== What needs to be done ==
Set down precisely the lines from the line with "Convert this screenshot" through the end of the material, inclusive, and no pictures.

--- Start ---

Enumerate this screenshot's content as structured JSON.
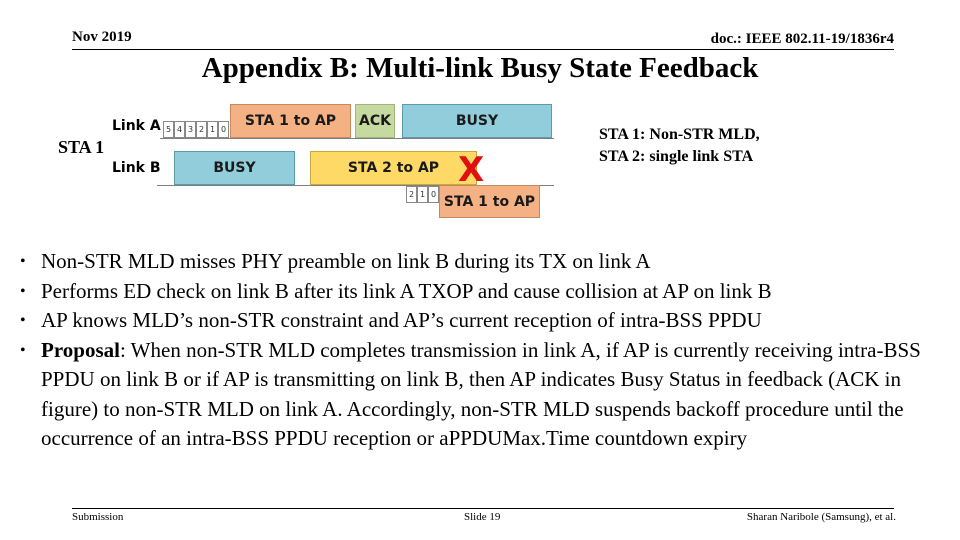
{
  "header": {
    "date": "Nov 2019",
    "doc_id": "doc.: IEEE 802.11-19/1836r4"
  },
  "title": "Appendix B: Multi-link Busy State Feedback",
  "diagram": {
    "station_label": "STA 1",
    "legend_lines": [
      "STA 1: Non-STR MLD,",
      "STA 2: single link STA"
    ],
    "link_a": {
      "label": "Link A",
      "backoff": [
        "5",
        "4",
        "3",
        "2",
        "1",
        "0"
      ],
      "frames": [
        {
          "label": "STA 1 to AP",
          "color": "#f4b183"
        },
        {
          "label": "ACK",
          "color": "#c5d9a0"
        },
        {
          "label": "BUSY",
          "color": "#92cddc"
        }
      ]
    },
    "link_b": {
      "label": "Link B",
      "frames": [
        {
          "label": "BUSY",
          "color": "#92cddc"
        },
        {
          "label": "STA 2 to AP",
          "color": "#ffd966"
        }
      ],
      "collision_mark": "X",
      "collision_color": "#e01010",
      "backoff": [
        "2",
        "1",
        "0"
      ],
      "late_frame": {
        "label": "STA 1 to AP",
        "color": "#f4b183"
      }
    }
  },
  "bullets": [
    {
      "bold": "",
      "text": "Non-STR MLD misses PHY preamble on link B during its TX on link A"
    },
    {
      "bold": "",
      "text": "Performs ED check on link B after its link A TXOP and cause collision at AP on link B"
    },
    {
      "bold": "",
      "text": "AP knows MLD’s non-STR constraint and AP’s current reception of intra-BSS PPDU"
    },
    {
      "bold": "Proposal",
      "text": ": When non-STR MLD completes transmission in link A, if AP is currently receiving intra-BSS PPDU on link B or if AP is transmitting on link B, then AP indicates Busy Status in feedback (ACK in figure) to non-STR MLD on link A. Accordingly, non-STR MLD suspends backoff procedure until the occurrence of an intra-BSS PPDU reception or aPPDUMax.Time countdown expiry"
    }
  ],
  "footer": {
    "left": "Submission",
    "center": "Slide 19",
    "right": "Sharan Naribole (Samsung), et al."
  }
}
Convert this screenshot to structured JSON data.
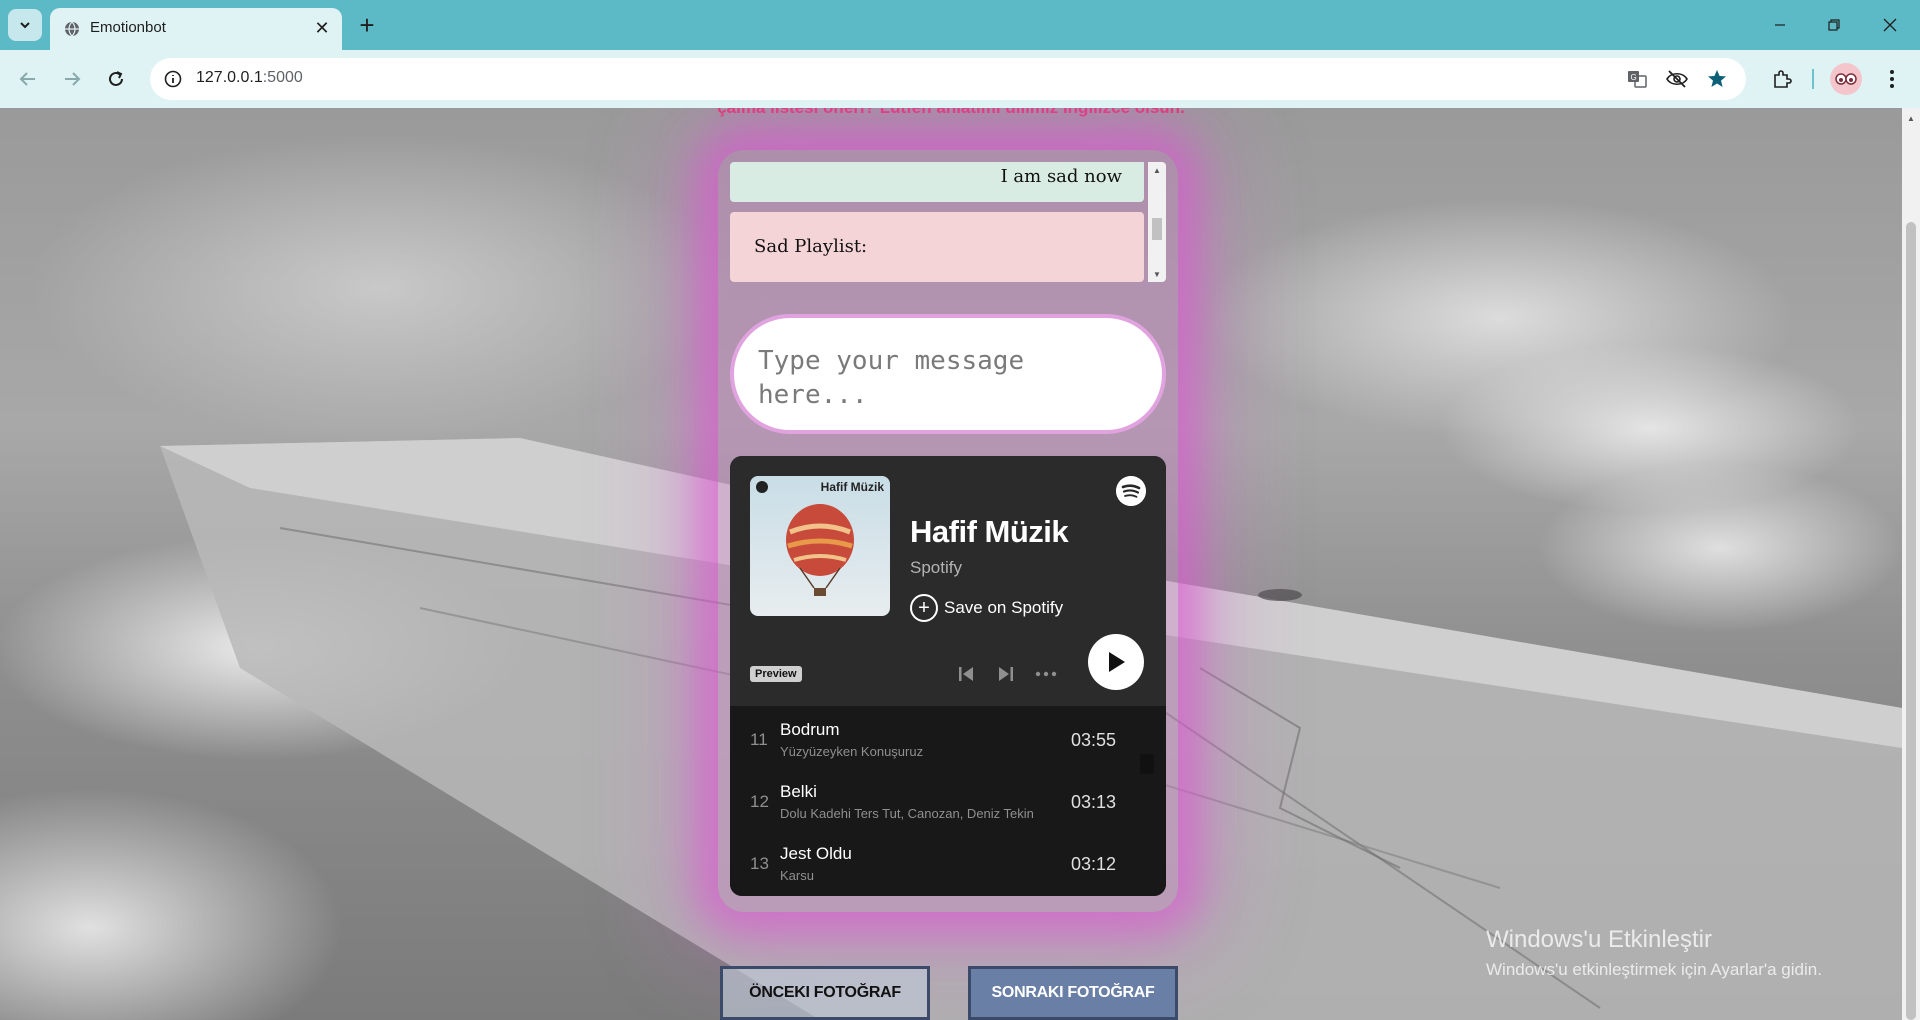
{
  "browser": {
    "tab_title": "Emotionbot",
    "url_host": "127.0.0.1",
    "url_port": ":5000",
    "icons": [
      "tab-search-icon",
      "globe-icon",
      "close-icon",
      "plus-icon",
      "minimize-icon",
      "restore-icon",
      "close-window-icon",
      "back-icon",
      "forward-icon",
      "reload-icon",
      "site-info-icon",
      "translate-icon",
      "eye-off-icon",
      "bookmark-star-icon",
      "extensions-icon",
      "profile-avatar-icon",
      "kebab-menu-icon"
    ]
  },
  "page": {
    "top_text": "çalma listesi öneri? Lütfen anlatımı dilimiz İngilizce olsun.",
    "chat": {
      "user_message": "I am sad now",
      "bot_message": "Sad Playlist:"
    },
    "input": {
      "placeholder": "Type your message here..."
    },
    "spotify": {
      "cover_title": "Hafif Müzik",
      "playlist_title": "Hafif Müzik",
      "subtitle": "Spotify",
      "save_label": "Save on Spotify",
      "preview_label": "Preview",
      "tracks": [
        {
          "no": "11",
          "name": "Bodrum",
          "artist": "Yüzyüzeyken Konuşuruz",
          "duration": "03:55"
        },
        {
          "no": "12",
          "name": "Belki",
          "artist": "Dolu Kadehi Ters Tut, Canozan, Deniz Tekin",
          "duration": "03:13"
        },
        {
          "no": "13",
          "name": "Jest Oldu",
          "artist": "Karsu",
          "duration": "03:12"
        }
      ]
    },
    "buttons": {
      "prev_photo": "ÖNCEKI FOTOĞRAF",
      "next_photo": "SONRAKI FOTOĞRAF"
    },
    "activation": {
      "line1": "Windows'u Etkinleştir",
      "line2": "Windows'u etkinleştirmek için Ayarlar'a gidin."
    }
  },
  "colors": {
    "chrome": "#5bbac5",
    "accent_pink": "#e0356b",
    "glow": "#dc50d2",
    "spotify_bg": "#282828"
  }
}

--- End ---

== Response to this task ==
Convert this screenshot to structured JSON data.
{
  "browser": {
    "tab_title": "Emotionbot",
    "url_host": "127.0.0.1",
    "url_port": ":5000",
    "icons": [
      "tab-search-icon",
      "globe-icon",
      "close-icon",
      "plus-icon",
      "minimize-icon",
      "restore-icon",
      "close-window-icon",
      "back-icon",
      "forward-icon",
      "reload-icon",
      "site-info-icon",
      "translate-icon",
      "eye-off-icon",
      "bookmark-star-icon",
      "extensions-icon",
      "profile-avatar-icon",
      "kebab-menu-icon"
    ]
  },
  "page": {
    "top_text": "çalma listesi öneri? Lütfen anlatımı dilimiz İngilizce olsun.",
    "chat": {
      "user_message": "I am sad now",
      "bot_message": "Sad Playlist:"
    },
    "input": {
      "placeholder": "Type your message here..."
    },
    "spotify": {
      "cover_title": "Hafif Müzik",
      "playlist_title": "Hafif Müzik",
      "subtitle": "Spotify",
      "save_label": "Save on Spotify",
      "preview_label": "Preview",
      "tracks": [
        {
          "no": "11",
          "name": "Bodrum",
          "artist": "Yüzyüzeyken Konuşuruz",
          "duration": "03:55"
        },
        {
          "no": "12",
          "name": "Belki",
          "artist": "Dolu Kadehi Ters Tut, Canozan, Deniz Tekin",
          "duration": "03:13"
        },
        {
          "no": "13",
          "name": "Jest Oldu",
          "artist": "Karsu",
          "duration": "03:12"
        }
      ]
    },
    "buttons": {
      "prev_photo": "ÖNCEKI FOTOĞRAF",
      "next_photo": "SONRAKI FOTOĞRAF"
    },
    "activation": {
      "line1": "Windows'u Etkinleştir",
      "line2": "Windows'u etkinleştirmek için Ayarlar'a gidin."
    }
  },
  "colors": {
    "chrome": "#5bbac5",
    "accent_pink": "#e0356b",
    "glow": "#dc50d2",
    "spotify_bg": "#282828"
  }
}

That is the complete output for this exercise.